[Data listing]

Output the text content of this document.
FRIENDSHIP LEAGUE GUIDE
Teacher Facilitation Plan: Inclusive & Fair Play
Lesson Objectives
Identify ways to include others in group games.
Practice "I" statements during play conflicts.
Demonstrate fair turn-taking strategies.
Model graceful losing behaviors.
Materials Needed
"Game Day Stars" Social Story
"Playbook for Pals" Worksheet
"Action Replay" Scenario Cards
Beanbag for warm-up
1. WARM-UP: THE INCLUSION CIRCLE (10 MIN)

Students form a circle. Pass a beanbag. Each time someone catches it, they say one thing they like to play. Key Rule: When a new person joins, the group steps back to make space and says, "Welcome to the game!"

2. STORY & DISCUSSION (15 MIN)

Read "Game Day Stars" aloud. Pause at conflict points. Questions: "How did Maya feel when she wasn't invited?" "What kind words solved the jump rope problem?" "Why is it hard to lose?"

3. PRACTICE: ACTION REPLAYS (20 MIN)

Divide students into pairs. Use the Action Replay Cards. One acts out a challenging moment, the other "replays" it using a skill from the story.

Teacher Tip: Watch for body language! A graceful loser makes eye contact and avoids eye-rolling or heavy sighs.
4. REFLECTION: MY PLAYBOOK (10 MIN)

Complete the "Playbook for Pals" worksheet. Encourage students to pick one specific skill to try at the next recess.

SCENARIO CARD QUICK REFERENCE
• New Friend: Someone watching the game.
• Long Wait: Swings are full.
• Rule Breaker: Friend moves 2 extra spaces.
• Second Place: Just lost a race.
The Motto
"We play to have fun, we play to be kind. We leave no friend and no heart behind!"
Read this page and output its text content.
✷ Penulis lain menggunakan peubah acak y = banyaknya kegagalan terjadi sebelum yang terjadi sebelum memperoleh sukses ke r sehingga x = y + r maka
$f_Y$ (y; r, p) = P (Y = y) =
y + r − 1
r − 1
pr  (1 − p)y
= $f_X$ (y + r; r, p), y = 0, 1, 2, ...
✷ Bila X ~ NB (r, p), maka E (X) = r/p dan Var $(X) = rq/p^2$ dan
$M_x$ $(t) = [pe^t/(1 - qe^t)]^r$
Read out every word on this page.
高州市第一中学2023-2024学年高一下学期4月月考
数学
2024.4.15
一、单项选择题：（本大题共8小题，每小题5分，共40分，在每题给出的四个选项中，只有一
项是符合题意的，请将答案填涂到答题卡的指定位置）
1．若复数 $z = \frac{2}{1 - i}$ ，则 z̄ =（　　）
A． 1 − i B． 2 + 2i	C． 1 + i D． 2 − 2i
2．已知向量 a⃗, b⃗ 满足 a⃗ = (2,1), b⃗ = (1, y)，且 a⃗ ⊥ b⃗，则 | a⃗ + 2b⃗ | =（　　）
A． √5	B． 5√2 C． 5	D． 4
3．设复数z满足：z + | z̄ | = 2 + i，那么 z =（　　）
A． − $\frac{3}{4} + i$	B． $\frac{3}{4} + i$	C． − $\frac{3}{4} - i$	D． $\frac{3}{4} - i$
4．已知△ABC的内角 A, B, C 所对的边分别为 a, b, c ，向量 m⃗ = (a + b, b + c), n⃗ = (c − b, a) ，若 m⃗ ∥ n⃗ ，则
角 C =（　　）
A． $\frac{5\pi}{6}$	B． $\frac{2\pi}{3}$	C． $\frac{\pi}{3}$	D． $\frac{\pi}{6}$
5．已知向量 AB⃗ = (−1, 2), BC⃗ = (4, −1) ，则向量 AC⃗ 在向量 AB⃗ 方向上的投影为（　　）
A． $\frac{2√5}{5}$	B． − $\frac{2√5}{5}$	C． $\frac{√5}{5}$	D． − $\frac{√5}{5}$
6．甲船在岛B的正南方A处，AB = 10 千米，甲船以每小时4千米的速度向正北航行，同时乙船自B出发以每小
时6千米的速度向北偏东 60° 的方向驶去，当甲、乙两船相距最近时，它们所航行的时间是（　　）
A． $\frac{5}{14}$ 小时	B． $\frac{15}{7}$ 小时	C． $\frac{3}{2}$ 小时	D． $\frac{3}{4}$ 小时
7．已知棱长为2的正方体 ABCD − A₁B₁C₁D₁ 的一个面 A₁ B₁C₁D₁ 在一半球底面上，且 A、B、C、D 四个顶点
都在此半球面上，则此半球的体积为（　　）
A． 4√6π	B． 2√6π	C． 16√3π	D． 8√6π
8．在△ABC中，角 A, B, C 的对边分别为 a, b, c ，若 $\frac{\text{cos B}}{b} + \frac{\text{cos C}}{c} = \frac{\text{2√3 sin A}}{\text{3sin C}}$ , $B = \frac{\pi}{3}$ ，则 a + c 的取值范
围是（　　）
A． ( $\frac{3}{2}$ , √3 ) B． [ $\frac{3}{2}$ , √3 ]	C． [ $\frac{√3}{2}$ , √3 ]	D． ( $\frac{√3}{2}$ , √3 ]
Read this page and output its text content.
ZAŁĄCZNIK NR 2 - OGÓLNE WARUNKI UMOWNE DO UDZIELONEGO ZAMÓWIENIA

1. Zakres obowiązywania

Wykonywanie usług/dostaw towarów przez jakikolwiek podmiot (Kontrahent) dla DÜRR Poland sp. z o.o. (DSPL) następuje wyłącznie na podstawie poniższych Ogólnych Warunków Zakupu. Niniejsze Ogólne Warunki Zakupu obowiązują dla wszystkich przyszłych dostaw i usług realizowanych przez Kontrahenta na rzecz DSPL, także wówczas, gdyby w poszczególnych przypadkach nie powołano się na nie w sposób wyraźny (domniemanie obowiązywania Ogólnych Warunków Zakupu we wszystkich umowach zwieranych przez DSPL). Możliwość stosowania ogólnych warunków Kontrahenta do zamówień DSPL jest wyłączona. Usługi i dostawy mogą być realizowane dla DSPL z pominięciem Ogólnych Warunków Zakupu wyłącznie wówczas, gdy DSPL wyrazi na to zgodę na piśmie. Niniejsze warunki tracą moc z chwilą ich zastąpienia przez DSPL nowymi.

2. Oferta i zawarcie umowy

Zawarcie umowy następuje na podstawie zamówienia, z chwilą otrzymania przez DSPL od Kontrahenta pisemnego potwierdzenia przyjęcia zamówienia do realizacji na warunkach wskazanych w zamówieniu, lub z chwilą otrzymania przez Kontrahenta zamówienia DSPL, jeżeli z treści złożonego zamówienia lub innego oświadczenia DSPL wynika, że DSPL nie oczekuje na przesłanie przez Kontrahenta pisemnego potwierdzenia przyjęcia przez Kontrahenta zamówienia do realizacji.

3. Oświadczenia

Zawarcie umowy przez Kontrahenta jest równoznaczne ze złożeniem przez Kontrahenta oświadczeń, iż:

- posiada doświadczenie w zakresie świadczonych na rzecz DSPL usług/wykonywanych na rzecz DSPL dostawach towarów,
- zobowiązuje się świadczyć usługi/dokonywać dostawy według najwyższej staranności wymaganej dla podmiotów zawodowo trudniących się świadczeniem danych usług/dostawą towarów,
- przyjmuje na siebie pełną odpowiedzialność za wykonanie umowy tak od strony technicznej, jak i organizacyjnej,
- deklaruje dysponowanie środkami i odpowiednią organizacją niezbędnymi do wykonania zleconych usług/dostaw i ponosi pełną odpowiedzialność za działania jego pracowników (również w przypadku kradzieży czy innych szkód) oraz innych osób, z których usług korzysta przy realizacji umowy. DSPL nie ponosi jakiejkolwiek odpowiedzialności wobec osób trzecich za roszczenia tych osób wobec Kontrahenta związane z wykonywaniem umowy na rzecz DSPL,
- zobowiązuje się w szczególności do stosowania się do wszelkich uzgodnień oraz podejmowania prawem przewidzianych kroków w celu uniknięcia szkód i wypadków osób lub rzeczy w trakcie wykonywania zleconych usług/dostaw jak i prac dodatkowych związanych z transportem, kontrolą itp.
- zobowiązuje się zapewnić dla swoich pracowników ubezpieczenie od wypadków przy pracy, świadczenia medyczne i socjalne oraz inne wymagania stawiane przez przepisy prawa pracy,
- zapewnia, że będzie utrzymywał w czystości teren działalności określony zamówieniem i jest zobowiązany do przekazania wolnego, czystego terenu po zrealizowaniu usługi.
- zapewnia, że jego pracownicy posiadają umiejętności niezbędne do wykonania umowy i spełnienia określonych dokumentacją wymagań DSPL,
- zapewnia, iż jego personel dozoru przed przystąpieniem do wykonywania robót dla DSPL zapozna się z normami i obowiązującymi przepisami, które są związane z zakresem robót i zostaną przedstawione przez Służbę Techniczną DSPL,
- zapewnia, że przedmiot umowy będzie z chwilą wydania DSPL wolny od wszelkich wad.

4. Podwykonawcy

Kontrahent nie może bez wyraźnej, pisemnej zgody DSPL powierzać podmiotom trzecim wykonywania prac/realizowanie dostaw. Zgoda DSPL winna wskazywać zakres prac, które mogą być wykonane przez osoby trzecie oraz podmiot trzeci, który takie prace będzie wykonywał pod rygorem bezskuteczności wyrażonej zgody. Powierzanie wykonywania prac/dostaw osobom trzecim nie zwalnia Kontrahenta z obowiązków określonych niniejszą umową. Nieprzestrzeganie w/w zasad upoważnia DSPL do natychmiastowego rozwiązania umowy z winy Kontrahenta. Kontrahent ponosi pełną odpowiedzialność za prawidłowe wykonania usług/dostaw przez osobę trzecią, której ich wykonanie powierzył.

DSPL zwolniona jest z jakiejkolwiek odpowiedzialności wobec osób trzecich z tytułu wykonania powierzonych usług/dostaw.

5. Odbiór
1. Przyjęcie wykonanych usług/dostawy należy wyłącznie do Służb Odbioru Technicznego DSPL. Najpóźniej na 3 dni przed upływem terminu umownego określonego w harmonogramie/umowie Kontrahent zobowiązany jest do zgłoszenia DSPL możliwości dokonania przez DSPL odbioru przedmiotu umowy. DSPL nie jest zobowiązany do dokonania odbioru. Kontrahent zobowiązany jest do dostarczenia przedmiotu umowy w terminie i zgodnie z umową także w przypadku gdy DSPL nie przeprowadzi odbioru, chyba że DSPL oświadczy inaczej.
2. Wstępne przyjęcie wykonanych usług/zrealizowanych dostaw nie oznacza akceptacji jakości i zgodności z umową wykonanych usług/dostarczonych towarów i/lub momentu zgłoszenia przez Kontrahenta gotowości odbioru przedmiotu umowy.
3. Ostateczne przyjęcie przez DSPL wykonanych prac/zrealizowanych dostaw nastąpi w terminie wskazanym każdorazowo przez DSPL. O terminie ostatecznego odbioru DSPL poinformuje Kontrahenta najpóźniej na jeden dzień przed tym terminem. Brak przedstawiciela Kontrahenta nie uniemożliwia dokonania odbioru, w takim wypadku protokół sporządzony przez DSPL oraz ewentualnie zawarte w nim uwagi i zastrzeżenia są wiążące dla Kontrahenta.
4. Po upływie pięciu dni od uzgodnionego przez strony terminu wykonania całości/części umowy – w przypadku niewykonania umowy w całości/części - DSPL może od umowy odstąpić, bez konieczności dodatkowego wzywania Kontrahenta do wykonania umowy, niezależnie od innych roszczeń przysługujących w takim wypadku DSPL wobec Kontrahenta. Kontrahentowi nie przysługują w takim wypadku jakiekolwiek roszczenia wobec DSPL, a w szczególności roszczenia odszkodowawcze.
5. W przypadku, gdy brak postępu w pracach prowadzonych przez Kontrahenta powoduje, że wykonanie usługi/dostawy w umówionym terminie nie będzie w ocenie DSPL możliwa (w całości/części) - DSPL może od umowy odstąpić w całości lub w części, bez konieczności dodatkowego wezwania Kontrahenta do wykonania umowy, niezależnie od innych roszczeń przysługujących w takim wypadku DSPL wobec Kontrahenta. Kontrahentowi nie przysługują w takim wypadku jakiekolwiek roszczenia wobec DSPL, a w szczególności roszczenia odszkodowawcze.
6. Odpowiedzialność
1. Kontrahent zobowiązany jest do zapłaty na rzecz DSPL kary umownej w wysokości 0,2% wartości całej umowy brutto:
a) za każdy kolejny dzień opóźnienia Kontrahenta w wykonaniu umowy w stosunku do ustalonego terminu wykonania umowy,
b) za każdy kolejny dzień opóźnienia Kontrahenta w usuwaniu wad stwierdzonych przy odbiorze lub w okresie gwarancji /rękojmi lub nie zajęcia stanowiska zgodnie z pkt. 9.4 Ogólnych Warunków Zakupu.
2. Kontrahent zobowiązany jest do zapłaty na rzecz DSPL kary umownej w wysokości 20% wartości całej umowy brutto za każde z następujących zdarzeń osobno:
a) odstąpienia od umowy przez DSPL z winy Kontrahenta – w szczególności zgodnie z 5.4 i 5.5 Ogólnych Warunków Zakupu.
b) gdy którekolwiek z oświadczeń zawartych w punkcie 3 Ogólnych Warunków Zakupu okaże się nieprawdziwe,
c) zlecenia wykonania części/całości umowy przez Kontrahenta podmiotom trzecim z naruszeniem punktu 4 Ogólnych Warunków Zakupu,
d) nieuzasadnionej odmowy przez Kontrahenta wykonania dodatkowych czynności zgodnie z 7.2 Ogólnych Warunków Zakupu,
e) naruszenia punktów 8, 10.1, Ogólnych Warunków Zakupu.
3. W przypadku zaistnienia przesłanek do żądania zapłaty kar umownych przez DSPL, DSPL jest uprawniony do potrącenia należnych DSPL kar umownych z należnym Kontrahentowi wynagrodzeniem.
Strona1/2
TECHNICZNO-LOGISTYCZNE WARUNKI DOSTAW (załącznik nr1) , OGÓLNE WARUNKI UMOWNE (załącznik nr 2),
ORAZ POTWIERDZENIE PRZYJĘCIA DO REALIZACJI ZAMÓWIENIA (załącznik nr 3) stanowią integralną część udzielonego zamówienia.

Exercise prompt: What is the number of lines in this listing that contain the word "zrealizowanych"? Answer with that number and nothing else.

Task result: 2